## begin DATA SUPPLIED
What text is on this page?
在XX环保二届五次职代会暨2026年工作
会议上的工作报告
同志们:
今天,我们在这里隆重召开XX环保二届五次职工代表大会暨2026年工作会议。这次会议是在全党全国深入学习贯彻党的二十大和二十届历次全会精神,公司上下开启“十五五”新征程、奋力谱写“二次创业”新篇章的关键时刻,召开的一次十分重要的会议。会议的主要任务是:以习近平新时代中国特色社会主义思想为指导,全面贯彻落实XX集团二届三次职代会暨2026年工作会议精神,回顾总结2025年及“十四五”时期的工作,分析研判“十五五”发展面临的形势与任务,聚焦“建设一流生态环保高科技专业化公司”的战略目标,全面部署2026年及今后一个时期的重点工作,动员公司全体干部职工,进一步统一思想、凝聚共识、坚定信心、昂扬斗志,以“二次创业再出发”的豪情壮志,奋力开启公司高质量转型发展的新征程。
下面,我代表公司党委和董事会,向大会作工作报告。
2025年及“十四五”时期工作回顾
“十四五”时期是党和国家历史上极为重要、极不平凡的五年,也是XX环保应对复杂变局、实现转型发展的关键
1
## end DATA SUPPLIED
## begin DATA SUPPLIED
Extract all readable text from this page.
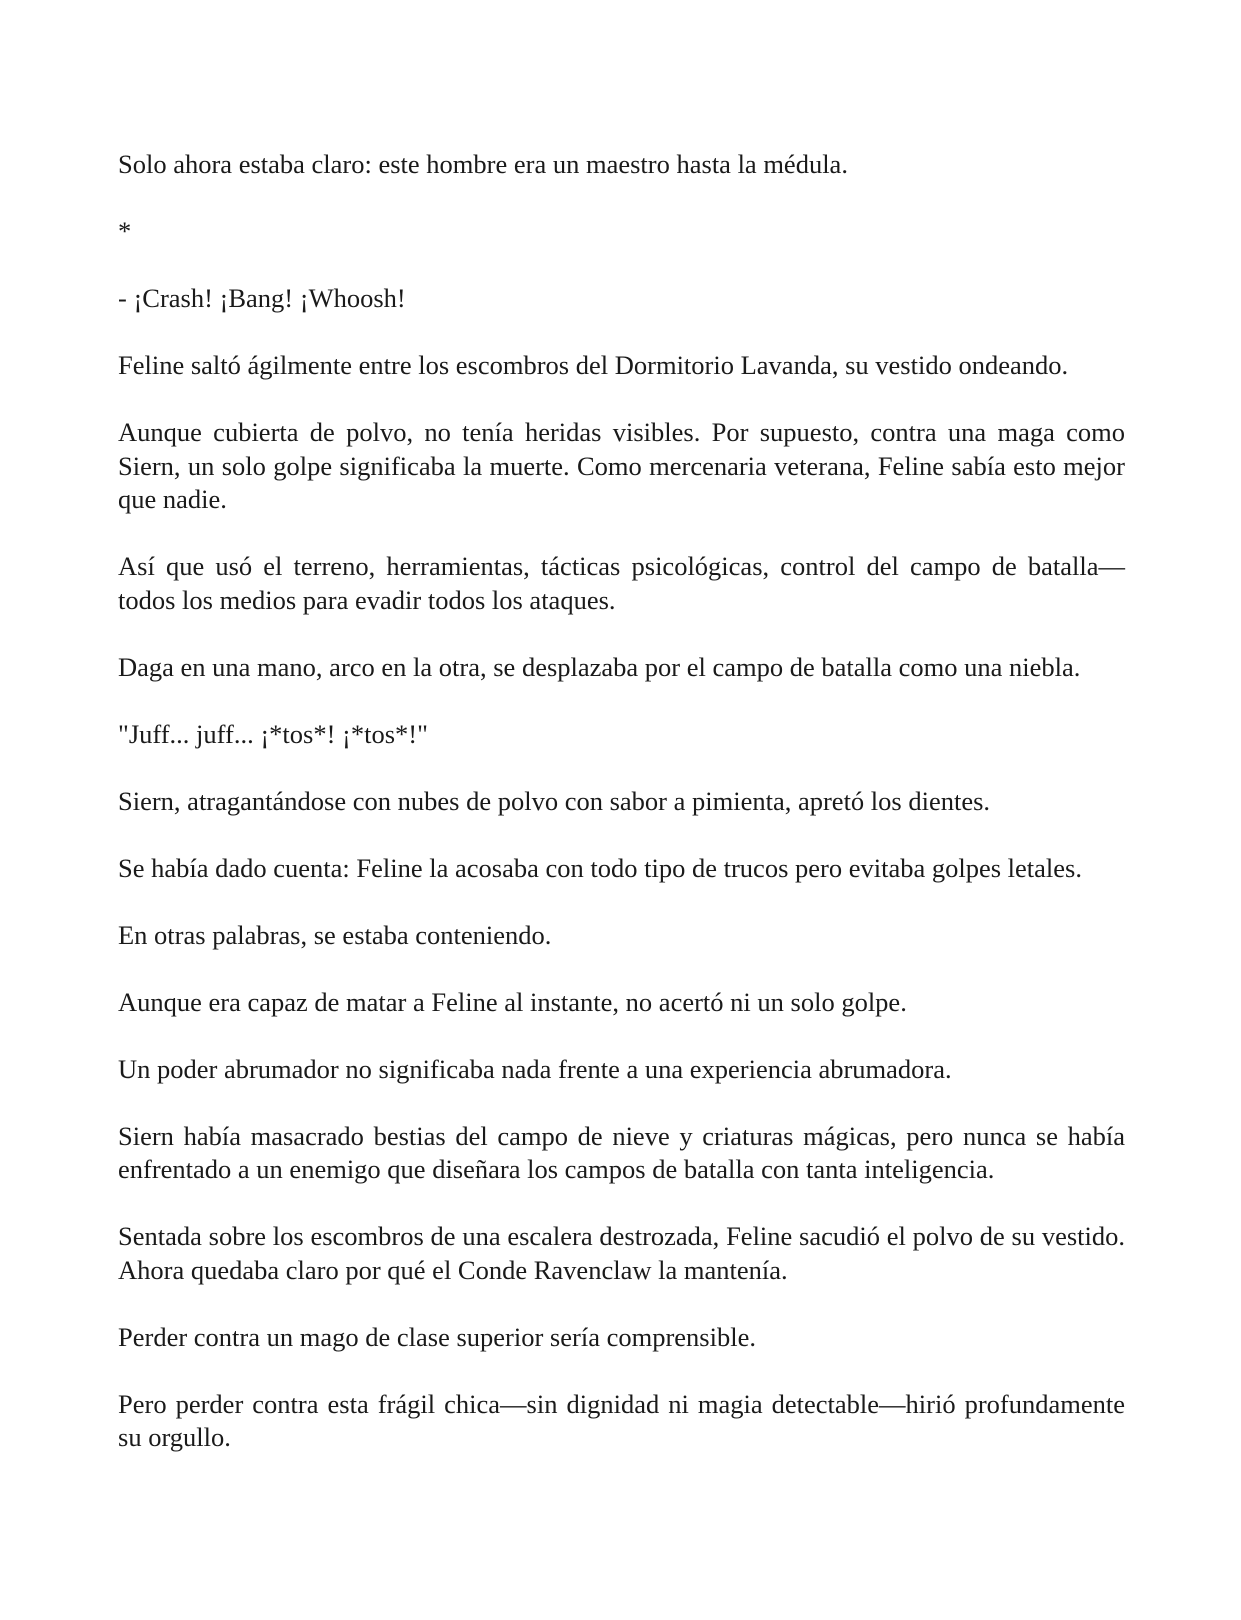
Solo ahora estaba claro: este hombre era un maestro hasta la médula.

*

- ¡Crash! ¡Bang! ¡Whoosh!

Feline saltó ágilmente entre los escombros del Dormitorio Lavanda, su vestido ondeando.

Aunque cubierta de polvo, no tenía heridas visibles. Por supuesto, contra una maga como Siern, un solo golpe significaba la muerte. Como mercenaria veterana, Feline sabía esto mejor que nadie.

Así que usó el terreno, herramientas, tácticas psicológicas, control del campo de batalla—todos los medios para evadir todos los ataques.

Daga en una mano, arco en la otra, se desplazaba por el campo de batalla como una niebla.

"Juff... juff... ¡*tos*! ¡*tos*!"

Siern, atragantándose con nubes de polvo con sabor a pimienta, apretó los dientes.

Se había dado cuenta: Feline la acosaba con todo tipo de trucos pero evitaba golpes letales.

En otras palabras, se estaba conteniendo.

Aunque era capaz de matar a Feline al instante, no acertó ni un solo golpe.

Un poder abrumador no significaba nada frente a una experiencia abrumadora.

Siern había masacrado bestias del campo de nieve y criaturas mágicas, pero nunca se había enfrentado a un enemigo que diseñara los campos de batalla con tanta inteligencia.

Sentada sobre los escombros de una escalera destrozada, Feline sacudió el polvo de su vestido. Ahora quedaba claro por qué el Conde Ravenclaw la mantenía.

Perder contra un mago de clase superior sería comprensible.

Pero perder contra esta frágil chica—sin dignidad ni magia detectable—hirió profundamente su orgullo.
## end DATA SUPPLIED
## begin DATA SUPPLIED
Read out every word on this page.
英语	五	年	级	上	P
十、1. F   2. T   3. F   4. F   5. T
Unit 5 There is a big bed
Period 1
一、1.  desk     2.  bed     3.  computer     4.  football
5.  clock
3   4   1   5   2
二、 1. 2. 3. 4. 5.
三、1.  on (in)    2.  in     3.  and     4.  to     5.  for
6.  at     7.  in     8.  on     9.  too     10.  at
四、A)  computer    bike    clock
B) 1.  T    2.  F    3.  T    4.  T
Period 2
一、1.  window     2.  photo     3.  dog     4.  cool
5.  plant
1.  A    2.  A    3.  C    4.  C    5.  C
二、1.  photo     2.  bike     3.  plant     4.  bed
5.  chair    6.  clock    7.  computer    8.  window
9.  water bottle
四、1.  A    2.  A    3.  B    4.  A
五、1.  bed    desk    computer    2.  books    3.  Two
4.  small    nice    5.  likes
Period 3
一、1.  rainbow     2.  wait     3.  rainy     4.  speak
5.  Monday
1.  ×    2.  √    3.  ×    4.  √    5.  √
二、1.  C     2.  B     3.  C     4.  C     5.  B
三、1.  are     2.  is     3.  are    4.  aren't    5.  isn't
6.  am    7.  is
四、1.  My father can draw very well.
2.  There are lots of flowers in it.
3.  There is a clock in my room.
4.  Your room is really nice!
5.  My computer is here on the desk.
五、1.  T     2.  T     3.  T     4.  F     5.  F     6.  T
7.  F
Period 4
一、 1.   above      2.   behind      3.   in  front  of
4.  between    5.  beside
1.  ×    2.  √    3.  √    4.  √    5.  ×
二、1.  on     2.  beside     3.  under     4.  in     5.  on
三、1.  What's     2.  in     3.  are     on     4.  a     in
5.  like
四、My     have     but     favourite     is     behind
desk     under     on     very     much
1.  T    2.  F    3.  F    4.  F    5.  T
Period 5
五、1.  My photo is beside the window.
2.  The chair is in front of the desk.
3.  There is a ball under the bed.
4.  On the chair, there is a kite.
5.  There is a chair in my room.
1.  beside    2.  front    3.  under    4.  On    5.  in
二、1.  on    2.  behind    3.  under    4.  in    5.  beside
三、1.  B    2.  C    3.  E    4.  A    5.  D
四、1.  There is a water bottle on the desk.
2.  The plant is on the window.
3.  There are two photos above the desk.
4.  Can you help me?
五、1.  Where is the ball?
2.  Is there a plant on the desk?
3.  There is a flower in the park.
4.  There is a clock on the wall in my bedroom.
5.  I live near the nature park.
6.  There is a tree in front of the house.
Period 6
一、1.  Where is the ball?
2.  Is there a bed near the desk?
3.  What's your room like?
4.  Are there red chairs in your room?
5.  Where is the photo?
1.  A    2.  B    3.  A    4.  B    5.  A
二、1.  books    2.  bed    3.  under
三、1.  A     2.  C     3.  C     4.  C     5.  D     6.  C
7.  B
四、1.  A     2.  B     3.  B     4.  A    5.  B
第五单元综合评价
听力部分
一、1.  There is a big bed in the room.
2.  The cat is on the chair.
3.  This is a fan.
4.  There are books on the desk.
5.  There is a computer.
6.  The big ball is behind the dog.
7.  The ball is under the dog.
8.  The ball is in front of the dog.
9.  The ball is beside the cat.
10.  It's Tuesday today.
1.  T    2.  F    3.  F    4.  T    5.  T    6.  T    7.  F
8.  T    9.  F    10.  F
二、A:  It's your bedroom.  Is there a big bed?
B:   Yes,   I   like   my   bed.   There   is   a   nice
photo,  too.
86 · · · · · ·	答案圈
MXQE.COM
## end DATA SUPPLIED
* INSTRUCTIONS TO FOLLOW
Using the listing above, say how many of its lines contain the string "front", giving nothing but the figure.

* REPLY TO THE EXERCISE
5